WHAT IS EXPECTED: Where the data below has the string "Proportion", return the whole line.

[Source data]
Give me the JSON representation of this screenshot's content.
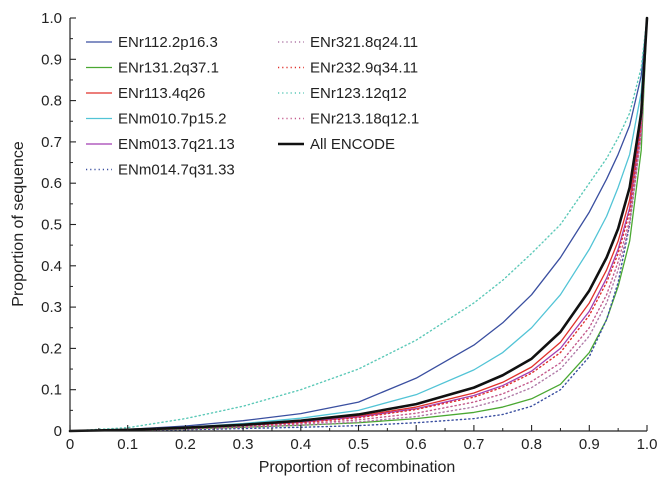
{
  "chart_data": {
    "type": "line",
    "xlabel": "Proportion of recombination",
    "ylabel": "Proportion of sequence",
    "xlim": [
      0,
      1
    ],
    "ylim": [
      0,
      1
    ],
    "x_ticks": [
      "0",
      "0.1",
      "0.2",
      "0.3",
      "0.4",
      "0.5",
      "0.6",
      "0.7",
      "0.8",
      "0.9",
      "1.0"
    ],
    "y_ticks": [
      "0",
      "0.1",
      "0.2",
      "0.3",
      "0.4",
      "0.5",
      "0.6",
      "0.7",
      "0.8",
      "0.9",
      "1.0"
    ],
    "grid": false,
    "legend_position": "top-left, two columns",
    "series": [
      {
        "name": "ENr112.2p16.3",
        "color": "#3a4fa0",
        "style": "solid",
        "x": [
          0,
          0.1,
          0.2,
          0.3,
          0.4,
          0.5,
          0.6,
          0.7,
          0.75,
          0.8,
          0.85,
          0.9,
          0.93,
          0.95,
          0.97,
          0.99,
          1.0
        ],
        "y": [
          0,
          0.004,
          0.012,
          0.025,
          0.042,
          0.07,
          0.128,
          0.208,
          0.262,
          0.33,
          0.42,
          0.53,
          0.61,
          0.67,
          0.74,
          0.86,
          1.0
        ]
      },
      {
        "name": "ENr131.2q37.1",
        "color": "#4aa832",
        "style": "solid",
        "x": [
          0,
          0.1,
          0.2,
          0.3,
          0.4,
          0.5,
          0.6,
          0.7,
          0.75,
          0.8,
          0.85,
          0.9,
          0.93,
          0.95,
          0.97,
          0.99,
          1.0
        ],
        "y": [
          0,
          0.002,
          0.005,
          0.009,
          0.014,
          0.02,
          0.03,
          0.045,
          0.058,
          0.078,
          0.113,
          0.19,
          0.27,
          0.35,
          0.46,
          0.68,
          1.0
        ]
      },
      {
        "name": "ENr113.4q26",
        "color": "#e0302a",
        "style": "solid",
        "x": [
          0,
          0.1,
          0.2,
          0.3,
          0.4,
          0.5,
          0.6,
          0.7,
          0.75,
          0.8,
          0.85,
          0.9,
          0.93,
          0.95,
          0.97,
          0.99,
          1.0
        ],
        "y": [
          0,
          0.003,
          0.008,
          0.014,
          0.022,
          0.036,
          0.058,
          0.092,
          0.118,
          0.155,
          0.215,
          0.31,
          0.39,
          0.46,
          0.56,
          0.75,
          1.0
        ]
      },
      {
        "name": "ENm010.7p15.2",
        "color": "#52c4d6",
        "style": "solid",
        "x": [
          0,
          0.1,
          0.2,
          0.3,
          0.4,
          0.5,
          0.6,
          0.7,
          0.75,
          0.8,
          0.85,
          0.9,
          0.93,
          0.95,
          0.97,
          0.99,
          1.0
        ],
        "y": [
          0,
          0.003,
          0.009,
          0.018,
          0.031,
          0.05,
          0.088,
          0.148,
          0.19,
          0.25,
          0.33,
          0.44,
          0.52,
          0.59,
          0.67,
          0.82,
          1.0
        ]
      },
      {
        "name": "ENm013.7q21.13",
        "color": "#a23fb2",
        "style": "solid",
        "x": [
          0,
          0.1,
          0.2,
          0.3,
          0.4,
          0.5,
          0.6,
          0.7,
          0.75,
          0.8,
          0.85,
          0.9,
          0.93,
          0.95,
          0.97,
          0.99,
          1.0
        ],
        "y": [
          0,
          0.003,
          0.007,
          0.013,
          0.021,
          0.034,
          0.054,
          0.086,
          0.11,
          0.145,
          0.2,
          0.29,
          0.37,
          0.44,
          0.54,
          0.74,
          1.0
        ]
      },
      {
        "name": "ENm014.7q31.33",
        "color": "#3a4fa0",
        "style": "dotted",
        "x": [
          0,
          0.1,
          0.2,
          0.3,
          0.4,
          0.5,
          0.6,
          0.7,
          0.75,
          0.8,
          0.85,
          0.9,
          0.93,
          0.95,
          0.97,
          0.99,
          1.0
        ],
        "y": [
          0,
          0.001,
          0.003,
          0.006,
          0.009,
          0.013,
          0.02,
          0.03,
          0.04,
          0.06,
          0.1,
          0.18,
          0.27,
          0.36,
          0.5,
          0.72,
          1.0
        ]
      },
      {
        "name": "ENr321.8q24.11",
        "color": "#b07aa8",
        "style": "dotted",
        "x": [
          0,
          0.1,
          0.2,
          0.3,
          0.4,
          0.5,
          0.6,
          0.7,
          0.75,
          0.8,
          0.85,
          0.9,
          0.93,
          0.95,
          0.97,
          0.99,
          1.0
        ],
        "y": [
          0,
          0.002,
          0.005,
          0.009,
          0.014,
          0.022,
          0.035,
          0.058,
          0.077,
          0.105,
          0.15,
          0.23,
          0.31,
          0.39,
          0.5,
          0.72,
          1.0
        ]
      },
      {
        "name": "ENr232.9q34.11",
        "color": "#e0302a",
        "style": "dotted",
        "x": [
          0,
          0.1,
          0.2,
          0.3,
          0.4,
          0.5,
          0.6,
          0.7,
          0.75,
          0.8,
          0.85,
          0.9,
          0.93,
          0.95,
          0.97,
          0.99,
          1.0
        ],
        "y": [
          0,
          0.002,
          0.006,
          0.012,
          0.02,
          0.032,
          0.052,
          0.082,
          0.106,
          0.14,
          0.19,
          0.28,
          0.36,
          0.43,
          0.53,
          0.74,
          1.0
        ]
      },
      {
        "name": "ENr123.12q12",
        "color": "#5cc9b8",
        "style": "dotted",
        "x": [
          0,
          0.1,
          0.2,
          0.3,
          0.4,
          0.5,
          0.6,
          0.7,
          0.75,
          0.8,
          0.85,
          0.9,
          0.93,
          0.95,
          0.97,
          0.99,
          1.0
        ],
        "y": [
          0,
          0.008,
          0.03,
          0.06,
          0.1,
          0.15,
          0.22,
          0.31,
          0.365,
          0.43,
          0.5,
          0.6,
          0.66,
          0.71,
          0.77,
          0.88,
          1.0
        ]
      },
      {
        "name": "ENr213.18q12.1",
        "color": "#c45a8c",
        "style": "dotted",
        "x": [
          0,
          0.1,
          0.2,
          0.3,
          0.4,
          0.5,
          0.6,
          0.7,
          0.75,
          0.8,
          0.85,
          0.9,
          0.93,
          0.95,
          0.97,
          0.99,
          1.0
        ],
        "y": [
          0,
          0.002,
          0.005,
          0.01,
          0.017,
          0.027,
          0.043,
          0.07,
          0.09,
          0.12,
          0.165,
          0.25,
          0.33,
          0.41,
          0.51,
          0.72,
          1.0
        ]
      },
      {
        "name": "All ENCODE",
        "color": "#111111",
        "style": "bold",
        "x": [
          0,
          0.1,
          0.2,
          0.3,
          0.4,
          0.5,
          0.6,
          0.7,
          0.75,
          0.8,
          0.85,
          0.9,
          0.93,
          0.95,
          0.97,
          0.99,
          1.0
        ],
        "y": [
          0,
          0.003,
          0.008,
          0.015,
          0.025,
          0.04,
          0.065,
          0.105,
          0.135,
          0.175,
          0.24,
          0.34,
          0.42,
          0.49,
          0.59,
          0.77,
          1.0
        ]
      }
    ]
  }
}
==
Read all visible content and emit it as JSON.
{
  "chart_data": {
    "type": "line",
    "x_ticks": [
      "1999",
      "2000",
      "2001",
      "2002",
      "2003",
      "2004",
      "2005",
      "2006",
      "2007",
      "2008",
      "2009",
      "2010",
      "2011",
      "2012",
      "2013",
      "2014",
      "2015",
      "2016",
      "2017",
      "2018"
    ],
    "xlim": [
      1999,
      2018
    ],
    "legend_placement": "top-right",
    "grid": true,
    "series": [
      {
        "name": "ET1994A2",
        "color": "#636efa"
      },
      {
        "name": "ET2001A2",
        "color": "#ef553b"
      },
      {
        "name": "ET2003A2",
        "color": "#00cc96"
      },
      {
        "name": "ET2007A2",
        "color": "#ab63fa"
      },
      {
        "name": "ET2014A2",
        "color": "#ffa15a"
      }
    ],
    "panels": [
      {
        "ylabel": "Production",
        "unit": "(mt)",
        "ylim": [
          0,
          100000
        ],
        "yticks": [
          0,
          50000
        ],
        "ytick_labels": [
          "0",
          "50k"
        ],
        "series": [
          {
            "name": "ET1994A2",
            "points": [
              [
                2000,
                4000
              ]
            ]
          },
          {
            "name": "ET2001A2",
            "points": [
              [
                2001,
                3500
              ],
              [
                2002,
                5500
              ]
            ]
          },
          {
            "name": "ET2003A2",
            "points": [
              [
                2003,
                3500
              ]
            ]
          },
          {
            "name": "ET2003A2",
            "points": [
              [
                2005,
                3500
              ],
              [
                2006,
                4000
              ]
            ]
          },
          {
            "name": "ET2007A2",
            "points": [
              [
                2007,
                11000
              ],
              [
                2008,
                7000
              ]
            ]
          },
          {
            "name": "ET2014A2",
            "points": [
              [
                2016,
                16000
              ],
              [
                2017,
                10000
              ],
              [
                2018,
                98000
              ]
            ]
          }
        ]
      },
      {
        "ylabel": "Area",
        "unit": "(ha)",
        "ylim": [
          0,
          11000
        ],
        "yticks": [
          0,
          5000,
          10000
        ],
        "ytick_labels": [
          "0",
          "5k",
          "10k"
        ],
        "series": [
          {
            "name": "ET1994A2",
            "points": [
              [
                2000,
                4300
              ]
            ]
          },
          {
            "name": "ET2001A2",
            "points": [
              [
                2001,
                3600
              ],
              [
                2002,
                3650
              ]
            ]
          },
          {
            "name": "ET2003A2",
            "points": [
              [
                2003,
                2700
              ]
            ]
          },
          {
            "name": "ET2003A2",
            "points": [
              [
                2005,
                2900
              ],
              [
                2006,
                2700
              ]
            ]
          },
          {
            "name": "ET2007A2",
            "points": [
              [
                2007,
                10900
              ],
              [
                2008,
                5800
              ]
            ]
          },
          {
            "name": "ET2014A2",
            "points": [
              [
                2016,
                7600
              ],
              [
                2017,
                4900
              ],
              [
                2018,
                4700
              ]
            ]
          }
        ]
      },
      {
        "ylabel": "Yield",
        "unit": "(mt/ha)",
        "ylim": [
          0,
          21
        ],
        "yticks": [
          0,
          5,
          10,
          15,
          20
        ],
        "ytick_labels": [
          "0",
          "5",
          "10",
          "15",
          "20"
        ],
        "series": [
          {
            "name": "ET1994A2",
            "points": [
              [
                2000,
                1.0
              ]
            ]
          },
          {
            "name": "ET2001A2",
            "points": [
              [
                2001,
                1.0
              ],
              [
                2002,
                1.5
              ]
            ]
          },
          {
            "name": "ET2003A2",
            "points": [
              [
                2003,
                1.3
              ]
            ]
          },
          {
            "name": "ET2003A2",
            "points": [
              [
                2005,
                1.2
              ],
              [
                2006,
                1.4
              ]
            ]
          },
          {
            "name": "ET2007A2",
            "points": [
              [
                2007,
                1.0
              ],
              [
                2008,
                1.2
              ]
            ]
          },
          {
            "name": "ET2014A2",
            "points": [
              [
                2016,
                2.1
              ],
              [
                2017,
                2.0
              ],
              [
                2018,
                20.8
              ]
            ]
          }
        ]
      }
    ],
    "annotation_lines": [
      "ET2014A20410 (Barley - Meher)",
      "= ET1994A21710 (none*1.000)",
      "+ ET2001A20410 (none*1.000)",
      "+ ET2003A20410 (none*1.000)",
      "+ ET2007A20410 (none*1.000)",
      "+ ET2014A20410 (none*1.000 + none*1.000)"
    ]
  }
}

OUTPUT OF THE TASK:
    "xlabel": "Proportion of recombination",
    "ylabel": "Proportion of sequence",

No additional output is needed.